Below are the records. Gather each line that holds "troubles".

------------------------------------------------

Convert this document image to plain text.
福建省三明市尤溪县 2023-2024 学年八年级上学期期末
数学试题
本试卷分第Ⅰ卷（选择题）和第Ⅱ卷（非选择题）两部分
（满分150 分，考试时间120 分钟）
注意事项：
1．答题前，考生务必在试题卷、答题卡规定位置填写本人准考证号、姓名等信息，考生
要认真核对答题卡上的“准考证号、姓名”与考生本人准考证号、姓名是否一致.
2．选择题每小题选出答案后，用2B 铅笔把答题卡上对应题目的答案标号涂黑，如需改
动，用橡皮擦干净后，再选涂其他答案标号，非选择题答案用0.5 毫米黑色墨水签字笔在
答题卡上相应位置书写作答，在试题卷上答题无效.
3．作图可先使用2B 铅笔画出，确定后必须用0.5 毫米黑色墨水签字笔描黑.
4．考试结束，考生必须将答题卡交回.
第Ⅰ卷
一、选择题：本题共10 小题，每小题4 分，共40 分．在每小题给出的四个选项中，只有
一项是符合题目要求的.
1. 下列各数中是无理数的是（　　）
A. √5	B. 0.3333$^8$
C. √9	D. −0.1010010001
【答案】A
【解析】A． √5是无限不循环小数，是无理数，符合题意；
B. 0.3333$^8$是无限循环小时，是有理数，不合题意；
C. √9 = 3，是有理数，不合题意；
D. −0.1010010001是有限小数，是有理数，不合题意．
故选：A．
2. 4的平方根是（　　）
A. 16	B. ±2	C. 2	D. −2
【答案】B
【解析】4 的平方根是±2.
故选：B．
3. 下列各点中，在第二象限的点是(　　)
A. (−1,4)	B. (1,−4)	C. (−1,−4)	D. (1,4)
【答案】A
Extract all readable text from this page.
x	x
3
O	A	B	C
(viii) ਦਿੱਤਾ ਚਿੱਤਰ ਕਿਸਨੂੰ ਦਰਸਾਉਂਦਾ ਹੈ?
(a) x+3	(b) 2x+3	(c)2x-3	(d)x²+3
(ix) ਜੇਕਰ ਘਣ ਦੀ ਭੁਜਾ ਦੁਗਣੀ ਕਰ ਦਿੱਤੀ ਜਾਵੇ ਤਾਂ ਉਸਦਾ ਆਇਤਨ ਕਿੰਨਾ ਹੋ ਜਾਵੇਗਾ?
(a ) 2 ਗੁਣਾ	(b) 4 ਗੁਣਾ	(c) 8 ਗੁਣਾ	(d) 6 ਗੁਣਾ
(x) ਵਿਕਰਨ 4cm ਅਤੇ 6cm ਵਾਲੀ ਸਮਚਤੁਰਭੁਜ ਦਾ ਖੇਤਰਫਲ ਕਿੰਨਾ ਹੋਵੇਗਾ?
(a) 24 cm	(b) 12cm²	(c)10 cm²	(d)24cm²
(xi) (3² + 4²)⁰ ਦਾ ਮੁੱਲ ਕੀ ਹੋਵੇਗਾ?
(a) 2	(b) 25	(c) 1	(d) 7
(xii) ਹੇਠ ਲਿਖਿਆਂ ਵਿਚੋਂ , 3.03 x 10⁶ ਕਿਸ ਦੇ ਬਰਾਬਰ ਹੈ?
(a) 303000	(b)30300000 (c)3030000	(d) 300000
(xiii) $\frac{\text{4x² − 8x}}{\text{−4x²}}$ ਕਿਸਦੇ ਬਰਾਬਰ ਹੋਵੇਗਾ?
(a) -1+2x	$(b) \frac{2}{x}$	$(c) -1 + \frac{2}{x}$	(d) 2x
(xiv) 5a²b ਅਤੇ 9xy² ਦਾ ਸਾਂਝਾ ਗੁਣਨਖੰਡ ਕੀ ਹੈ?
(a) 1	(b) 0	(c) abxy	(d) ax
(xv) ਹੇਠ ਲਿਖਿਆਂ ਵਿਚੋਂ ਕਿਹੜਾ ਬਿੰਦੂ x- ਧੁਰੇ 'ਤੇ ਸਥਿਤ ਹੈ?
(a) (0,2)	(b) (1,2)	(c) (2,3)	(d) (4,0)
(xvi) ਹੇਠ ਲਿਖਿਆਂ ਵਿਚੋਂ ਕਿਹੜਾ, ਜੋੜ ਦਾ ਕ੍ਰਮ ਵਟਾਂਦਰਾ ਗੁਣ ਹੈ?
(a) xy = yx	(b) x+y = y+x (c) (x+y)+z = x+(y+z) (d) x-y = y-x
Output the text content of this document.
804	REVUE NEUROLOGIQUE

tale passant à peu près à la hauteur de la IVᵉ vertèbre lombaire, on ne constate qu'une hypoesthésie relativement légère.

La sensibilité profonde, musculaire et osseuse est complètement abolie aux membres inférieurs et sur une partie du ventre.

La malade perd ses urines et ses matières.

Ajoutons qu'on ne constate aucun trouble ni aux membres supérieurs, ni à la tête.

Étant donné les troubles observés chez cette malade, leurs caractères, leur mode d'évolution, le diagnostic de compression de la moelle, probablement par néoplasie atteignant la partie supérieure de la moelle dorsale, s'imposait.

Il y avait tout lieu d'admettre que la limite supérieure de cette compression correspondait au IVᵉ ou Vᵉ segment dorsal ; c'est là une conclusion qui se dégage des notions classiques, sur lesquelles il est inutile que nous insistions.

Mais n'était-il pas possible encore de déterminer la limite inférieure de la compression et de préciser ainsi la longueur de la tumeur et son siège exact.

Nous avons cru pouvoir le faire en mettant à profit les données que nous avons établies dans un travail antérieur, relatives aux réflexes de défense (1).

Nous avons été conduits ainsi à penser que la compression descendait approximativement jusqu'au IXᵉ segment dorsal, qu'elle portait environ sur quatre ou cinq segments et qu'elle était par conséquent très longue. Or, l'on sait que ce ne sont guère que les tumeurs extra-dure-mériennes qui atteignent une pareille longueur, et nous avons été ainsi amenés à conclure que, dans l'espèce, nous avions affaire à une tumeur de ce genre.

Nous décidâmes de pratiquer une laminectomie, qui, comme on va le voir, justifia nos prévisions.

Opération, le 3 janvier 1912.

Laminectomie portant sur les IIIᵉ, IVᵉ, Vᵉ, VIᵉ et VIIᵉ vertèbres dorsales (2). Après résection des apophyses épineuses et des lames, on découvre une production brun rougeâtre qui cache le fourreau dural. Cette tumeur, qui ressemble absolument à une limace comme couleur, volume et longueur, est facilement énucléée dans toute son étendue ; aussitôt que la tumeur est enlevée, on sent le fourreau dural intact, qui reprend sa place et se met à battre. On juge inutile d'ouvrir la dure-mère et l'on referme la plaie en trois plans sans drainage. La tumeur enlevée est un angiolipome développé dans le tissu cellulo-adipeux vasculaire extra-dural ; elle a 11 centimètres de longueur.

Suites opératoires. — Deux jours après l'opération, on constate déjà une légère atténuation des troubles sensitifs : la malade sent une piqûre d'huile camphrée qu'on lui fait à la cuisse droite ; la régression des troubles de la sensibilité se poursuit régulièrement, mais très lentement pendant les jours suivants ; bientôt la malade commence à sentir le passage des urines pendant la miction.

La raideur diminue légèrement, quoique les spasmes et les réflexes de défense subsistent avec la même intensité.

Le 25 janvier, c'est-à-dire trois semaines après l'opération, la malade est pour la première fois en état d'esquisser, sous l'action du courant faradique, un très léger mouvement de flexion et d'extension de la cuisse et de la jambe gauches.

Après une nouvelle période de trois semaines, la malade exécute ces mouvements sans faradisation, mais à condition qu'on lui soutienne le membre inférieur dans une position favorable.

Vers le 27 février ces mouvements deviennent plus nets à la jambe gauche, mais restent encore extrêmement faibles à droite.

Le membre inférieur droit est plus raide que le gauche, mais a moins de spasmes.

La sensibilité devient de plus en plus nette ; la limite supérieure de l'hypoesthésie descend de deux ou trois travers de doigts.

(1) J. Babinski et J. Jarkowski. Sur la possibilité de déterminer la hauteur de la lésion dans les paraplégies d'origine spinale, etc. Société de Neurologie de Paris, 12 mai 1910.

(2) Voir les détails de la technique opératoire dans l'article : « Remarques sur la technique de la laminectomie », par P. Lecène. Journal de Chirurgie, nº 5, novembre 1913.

------------------------------------------------

§ **Problem solution**
Étant donné les troubles observés chez cette malade, leurs caractères, leur mode d'évolution, le diagnostic de compression de la moelle, probablement par néoplasie atteignant la partie supérieure de la moelle dorsale, s'imposait.
Suites opératoires. — Deux jours après l'opération, on constate déjà une légère atténuation des troubles sensitifs : la malade sent une piqûre d'huile camphrée qu'on lui fait à la cuisse droite ; la régression des troubles de la sensibilité se poursuit régulièrement, mais très lentement pendant les jours suivants ; bientôt la malade commence à sentir le passage des urines pendant la miction.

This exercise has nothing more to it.